Required action 1: In the Olympus news report, what is the largest penalty the company could face if found guilty?
Required action 2: Repeat the Olympus news report word for word, from "Japanese prosecutors are" up to and including "week, Kyodo said.".

[Excerpted passage Boundary: Start]

Former Olympus President and CEO Michael Woodford speaks to the media at a news conference in London February 16, 2012.
Former Olympus Corp. CEO and President Michael Woodford was sacked by the Olympus board after querying dubious merger-and-acquisition deals later found to have been used to conceal losses. REUTERS/Finbarr O'Reilly

Japanese prosecutors are considering indicting the Olympus Corp. as a company for falsifying its financial reports to conceal huge investment losses in a $1.7 billion scandal, the Kyodo news agency reported on Sunday, quoting investigative sources.

Tokyo district public prosecutors and the country's watchdog Securities and Exchange Surveillance Commission (SESC) have apparently determined they can make a case against the camera and medical-equipment maker following the Tokyo Stock Exchange's decision last month to keep the company listed, Kyodo said.

Olympus is likely to be indicted as a corporation when prosecutors charge former Chairman and President Tsuyoshi Kikukawa, 70, and six other people arrested last week, Kyodo said.

The company would face as much as 700 million yen ($8.82 million) in penalties if found guilty, Kyodo said.

Tokyo prosecutors on Thursday arrested Kikukawa, former executive vice president Hisashi Mori, and former auditor Hideo Yamada on suspicion of violating the Financial Instruments and Exchange Law, officials said Thursday.

Also apprehended were former bankers Akio Nakagawa and Nobumasa Yokoo, as well as two others suspected of helping hide huge investment losses through complex takeover deals.

The three former executives had been identified by an investigative panel, commissioned by Olympus, as the main suspects in the fraud, who were seeking to delay the reckoning from risky investments made in Japan's late-1980s bubble economy.

The scandal was exposed in October by former CEO Michael Woodford, who was sacked by the Olympus board after querying dubious deals later found to have been used to conceal the losses.

Woodford campaigned to win his job back, but gave up that bid last month, blaming cozy ties between management and big Japanese shareholders and citing the strain on his family.

Olympus is counting on an April 20 shareholders' meeting to mark a turning point in the scandal, with at least six of its 11-member board, including its current president, set to resign.

Olympus in December filed five years' worth of corrected financial statements plus overdue first-half results, revealing a $1.1 billion dent in its balance sheet, triggering talk it would need to merge or forge a business tie-up to raise capital.

Last Monday, it forecast a $410 million full-year loss due largely to its ailing camera operations.

Its core endoscope business appeared unscathed by the scandal, and its president said the firm might not need outside capital.

[Excerpted passage Boundary: End]
[Given records Boundary: Start]

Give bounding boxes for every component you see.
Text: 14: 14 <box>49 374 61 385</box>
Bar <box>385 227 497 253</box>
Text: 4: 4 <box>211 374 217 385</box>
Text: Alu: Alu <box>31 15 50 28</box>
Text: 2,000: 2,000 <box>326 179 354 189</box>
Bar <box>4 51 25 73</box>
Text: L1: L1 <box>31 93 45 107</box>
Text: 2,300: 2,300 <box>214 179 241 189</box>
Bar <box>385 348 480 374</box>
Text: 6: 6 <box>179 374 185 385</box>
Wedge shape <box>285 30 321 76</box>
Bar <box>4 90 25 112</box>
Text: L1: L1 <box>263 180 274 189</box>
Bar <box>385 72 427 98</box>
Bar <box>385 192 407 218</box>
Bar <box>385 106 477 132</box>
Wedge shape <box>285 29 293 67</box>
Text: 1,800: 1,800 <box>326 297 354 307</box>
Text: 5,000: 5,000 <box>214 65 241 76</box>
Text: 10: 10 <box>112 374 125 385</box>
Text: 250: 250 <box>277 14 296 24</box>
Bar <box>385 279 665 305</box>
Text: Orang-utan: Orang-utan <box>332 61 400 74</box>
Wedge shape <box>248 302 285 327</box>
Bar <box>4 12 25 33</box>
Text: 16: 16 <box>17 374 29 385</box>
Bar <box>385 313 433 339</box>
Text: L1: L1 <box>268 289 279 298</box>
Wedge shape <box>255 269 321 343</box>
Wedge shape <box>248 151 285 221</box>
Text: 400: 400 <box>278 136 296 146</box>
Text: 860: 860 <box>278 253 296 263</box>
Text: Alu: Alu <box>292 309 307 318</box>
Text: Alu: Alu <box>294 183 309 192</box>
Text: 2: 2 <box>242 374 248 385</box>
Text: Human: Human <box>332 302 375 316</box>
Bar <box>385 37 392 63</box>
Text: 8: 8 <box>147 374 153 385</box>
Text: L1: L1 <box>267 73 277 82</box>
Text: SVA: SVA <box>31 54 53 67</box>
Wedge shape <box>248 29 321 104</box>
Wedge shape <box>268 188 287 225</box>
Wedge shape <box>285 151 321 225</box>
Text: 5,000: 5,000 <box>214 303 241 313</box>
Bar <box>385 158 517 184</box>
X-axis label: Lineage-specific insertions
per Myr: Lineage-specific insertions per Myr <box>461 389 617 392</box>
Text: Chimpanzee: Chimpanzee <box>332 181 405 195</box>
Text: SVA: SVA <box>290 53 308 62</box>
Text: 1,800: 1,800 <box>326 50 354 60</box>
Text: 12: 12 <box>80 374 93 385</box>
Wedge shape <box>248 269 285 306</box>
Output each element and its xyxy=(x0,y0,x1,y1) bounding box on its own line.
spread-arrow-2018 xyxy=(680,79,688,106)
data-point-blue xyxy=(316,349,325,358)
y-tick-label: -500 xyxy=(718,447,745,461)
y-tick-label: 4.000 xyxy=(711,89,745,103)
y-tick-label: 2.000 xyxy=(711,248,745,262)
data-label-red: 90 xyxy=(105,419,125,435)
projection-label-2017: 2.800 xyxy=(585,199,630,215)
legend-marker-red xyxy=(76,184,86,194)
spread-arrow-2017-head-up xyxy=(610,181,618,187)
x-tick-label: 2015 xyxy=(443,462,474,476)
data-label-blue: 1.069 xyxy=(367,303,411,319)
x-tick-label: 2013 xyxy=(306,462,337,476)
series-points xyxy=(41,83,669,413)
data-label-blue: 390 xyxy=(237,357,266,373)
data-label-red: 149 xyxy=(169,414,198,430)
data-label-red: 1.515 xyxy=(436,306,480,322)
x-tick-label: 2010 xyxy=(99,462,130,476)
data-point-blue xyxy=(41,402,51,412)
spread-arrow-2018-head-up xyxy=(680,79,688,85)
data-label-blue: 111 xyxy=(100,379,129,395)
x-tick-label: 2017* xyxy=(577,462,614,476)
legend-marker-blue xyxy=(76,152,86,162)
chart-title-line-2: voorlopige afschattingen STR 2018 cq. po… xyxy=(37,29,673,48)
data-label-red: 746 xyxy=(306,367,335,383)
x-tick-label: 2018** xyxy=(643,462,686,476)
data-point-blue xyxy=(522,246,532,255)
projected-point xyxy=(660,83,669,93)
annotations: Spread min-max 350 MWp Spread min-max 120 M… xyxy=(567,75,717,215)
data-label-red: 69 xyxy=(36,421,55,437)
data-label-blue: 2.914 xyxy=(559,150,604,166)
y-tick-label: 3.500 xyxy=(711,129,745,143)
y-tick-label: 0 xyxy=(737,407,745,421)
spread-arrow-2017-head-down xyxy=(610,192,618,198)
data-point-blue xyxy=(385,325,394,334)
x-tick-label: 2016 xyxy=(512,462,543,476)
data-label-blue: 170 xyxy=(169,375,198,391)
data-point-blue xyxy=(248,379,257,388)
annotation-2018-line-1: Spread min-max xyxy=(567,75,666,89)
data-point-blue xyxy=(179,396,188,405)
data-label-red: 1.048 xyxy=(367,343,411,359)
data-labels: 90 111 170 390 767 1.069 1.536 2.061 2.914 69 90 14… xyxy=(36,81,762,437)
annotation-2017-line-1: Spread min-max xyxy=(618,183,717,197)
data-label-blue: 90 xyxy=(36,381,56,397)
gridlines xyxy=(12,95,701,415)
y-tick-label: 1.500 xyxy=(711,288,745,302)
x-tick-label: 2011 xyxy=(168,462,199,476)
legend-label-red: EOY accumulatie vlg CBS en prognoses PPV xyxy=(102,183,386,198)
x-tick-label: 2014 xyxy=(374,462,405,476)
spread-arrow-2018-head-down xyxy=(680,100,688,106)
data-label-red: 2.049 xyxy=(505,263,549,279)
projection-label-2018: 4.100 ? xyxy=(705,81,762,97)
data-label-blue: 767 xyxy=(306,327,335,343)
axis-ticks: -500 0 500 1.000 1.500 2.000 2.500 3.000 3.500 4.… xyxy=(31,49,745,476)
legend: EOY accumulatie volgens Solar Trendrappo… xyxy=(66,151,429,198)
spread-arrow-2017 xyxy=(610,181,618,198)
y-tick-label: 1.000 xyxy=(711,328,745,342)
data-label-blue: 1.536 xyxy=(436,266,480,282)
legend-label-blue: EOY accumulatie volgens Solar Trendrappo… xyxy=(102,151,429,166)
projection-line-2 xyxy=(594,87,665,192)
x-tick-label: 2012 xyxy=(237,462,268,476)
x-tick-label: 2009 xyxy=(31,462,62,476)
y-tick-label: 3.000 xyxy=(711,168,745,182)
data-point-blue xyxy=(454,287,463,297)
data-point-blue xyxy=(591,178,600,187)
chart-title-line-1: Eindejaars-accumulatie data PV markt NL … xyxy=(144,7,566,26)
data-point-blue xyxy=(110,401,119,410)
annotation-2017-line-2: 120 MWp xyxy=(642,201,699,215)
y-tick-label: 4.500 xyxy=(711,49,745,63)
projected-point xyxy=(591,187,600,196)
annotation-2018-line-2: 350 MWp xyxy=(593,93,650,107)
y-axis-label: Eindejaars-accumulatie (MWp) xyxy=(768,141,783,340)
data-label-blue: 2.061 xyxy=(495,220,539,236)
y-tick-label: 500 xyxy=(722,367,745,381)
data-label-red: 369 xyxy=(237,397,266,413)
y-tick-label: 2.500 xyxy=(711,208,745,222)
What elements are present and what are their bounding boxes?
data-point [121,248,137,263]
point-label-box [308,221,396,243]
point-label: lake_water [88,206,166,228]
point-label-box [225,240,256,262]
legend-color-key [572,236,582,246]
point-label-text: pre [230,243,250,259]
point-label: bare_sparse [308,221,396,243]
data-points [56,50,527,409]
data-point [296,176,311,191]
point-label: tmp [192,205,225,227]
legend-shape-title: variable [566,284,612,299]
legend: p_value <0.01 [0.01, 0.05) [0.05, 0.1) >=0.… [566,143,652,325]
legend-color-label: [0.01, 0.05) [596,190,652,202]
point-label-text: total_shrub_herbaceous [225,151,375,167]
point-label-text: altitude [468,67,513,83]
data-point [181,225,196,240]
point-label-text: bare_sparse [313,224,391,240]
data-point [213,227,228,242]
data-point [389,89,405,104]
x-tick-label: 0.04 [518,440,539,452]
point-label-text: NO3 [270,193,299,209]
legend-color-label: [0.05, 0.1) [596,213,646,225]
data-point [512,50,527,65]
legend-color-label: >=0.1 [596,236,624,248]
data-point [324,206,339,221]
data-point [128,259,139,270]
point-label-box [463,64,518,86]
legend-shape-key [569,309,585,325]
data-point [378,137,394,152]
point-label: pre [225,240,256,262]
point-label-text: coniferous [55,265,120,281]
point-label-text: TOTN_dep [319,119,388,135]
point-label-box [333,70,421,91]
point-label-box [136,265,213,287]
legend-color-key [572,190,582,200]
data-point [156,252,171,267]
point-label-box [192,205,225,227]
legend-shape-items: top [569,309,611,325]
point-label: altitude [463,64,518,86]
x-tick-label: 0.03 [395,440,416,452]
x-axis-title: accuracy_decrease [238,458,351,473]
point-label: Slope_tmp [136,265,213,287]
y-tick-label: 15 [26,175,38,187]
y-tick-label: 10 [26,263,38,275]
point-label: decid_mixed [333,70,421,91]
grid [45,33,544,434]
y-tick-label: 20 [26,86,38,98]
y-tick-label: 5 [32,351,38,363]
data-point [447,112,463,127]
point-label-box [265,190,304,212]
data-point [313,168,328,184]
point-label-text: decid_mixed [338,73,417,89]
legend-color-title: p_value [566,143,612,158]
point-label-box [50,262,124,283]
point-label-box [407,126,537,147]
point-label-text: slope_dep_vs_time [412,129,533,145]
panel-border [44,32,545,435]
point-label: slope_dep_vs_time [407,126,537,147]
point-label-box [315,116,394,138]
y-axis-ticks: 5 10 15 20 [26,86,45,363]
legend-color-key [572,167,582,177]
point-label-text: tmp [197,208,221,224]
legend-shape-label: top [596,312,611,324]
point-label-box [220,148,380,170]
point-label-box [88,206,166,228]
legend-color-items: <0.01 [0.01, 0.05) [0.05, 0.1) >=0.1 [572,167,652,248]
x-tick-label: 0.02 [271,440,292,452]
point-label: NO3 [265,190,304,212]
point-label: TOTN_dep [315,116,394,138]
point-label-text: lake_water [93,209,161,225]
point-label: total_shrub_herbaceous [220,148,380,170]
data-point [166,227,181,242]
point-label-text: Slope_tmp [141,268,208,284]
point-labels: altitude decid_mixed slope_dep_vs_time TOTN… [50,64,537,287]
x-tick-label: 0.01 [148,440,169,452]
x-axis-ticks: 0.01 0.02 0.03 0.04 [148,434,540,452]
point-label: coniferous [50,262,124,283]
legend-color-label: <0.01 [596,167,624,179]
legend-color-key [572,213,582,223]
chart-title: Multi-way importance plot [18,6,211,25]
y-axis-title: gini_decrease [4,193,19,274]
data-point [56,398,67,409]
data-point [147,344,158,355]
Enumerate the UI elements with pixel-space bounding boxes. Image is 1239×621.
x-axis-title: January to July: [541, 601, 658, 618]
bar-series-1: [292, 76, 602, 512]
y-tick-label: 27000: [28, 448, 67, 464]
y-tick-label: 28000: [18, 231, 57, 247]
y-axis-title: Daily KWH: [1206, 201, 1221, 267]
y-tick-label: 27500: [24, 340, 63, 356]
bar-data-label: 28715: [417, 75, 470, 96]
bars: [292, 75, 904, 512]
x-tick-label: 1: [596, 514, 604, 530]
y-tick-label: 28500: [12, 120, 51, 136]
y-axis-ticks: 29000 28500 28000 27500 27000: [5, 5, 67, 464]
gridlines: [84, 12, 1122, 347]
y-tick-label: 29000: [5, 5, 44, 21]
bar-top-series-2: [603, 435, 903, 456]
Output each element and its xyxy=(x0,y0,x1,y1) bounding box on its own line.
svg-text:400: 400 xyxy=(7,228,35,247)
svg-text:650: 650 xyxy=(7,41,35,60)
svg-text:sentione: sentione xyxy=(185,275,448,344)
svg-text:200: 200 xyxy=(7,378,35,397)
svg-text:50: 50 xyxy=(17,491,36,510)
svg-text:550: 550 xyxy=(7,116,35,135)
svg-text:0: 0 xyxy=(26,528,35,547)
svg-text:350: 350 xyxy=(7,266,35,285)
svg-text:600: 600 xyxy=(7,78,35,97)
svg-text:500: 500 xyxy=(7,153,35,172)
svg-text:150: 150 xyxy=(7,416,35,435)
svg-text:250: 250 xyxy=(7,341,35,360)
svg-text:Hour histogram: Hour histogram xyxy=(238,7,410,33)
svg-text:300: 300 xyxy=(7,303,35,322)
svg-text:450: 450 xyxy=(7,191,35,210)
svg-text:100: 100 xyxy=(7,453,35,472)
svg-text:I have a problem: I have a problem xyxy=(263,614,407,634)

[Given records Boundary: End]

Answer 1: As much as 700 million yen ($8.82 million).

Answer 2:
Japanese prosecutors are considering indicting the Olympus Corp. as a company for falsifying its financial reports to conceal huge investment losses in a $1.7 billion scandal, the Kyodo news agency reported on Sunday, quoting investigative sources.

Tokyo district public prosecutors and the country's watchdog Securities and Exchange Surveillance Commission (SESC) have apparently determined they can make a case against the camera and medical-equipment maker following the Tokyo Stock Exchange's decision last month to keep the company listed, Kyodo said.

Olympus is likely to be indicted as a corporation when prosecutors charge former Chairman and President Tsuyoshi Kikukawa, 70, and six other people arrested last week, Kyodo said.